Problem to solve: Without the pictures, return all of the material exactly as written.

Data shown:
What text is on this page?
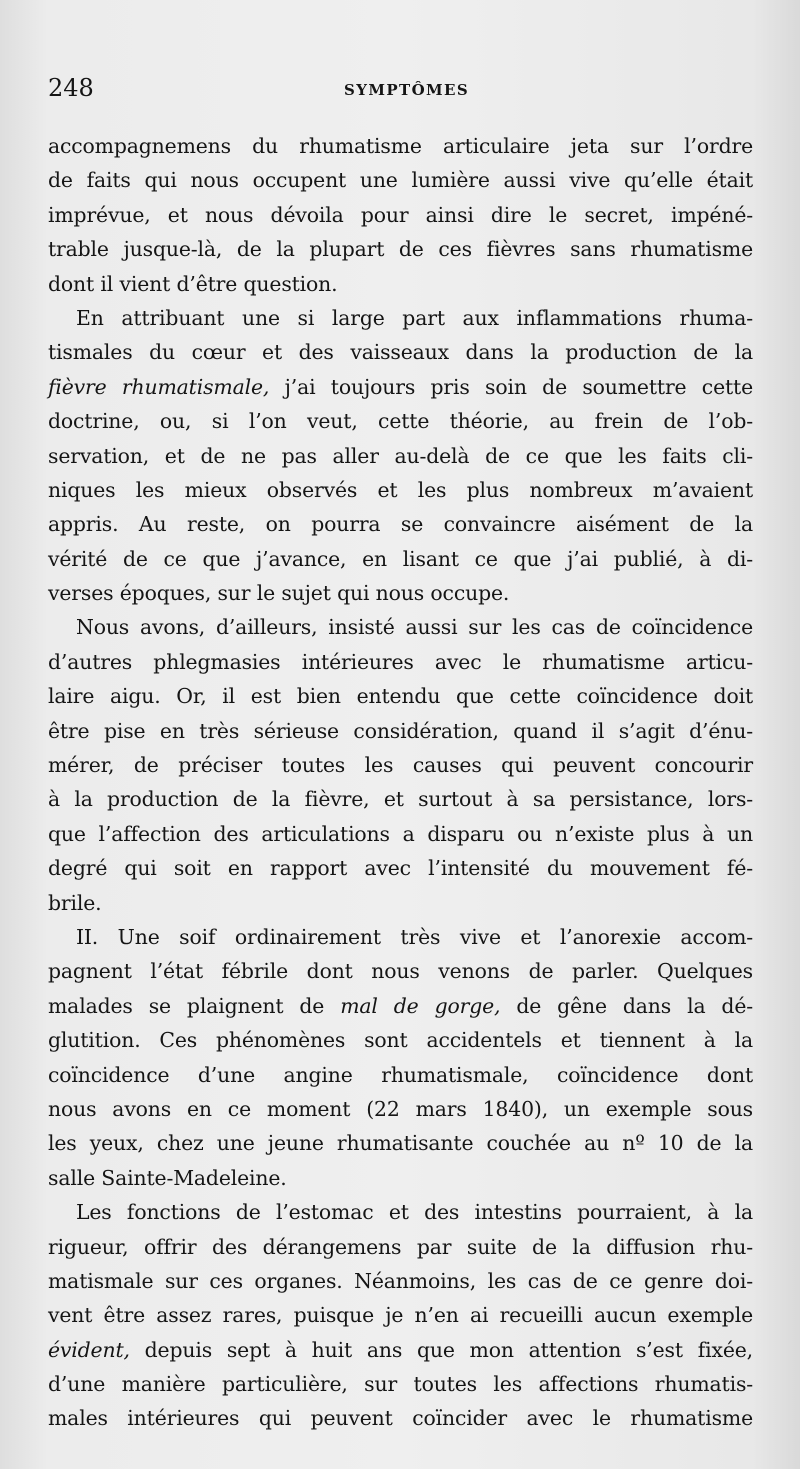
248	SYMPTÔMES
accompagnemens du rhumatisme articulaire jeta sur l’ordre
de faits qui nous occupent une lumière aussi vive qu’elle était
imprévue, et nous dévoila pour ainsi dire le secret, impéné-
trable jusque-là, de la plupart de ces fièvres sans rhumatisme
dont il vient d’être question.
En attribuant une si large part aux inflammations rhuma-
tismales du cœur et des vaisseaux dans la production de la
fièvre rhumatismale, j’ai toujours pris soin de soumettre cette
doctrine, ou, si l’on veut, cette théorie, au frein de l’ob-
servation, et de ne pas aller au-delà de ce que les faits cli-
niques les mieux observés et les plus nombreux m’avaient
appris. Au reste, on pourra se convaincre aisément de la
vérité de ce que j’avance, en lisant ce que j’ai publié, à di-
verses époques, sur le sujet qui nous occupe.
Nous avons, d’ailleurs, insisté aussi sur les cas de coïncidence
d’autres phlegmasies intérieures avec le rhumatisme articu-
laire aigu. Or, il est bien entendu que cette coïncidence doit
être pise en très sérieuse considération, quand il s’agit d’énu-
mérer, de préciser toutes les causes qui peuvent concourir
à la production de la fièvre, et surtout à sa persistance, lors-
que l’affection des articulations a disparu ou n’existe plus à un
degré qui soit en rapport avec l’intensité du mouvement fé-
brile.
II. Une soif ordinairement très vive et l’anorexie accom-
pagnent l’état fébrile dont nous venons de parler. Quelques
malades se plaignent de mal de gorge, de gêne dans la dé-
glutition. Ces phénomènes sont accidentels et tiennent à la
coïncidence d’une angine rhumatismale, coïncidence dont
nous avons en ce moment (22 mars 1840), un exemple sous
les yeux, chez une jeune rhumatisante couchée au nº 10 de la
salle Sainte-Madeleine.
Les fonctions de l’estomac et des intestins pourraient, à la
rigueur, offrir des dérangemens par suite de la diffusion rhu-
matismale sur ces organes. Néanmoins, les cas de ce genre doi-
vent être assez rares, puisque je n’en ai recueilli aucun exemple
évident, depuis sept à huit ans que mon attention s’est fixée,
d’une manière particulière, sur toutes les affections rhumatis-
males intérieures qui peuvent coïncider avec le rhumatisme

Response:
What text is on this page?
248	SYMPTÔMES
accompagnemens du rhumatisme articulaire jeta sur l’ordre
de faits qui nous occupent une lumière aussi vive qu’elle était
imprévue, et nous dévoila pour ainsi dire le secret, impéné-
trable jusque-là, de la plupart de ces fièvres sans rhumatisme
dont il vient d’être question.
En attribuant une si large part aux inflammations rhuma-
tismales du cœur et des vaisseaux dans la production de la
fièvre rhumatismale, j’ai toujours pris soin de soumettre cette
doctrine, ou, si l’on veut, cette théorie, au frein de l’ob-
servation, et de ne pas aller au-delà de ce que les faits cli-
niques les mieux observés et les plus nombreux m’avaient
appris. Au reste, on pourra se convaincre aisément de la
vérité de ce que j’avance, en lisant ce que j’ai publié, à di-
verses époques, sur le sujet qui nous occupe.
Nous avons, d’ailleurs, insisté aussi sur les cas de coïncidence
d’autres phlegmasies intérieures avec le rhumatisme articu-
laire aigu. Or, il est bien entendu que cette coïncidence doit
être pise en très sérieuse considération, quand il s’agit d’énu-
mérer, de préciser toutes les causes qui peuvent concourir
à la production de la fièvre, et surtout à sa persistance, lors-
que l’affection des articulations a disparu ou n’existe plus à un
degré qui soit en rapport avec l’intensité du mouvement fé-
brile.
II. Une soif ordinairement très vive et l’anorexie accom-
pagnent l’état fébrile dont nous venons de parler. Quelques
malades se plaignent de mal de gorge, de gêne dans la dé-
glutition. Ces phénomènes sont accidentels et tiennent à la
coïncidence d’une angine rhumatismale, coïncidence dont
nous avons en ce moment (22 mars 1840), un exemple sous
les yeux, chez une jeune rhumatisante couchée au nº 10 de la
salle Sainte-Madeleine.
Les fonctions de l’estomac et des intestins pourraient, à la
rigueur, offrir des dérangemens par suite de la diffusion rhu-
matismale sur ces organes. Néanmoins, les cas de ce genre doi-
vent être assez rares, puisque je n’en ai recueilli aucun exemple
évident, depuis sept à huit ans que mon attention s’est fixée,
d’une manière particulière, sur toutes les affections rhumatis-
males intérieures qui peuvent coïncider avec le rhumatisme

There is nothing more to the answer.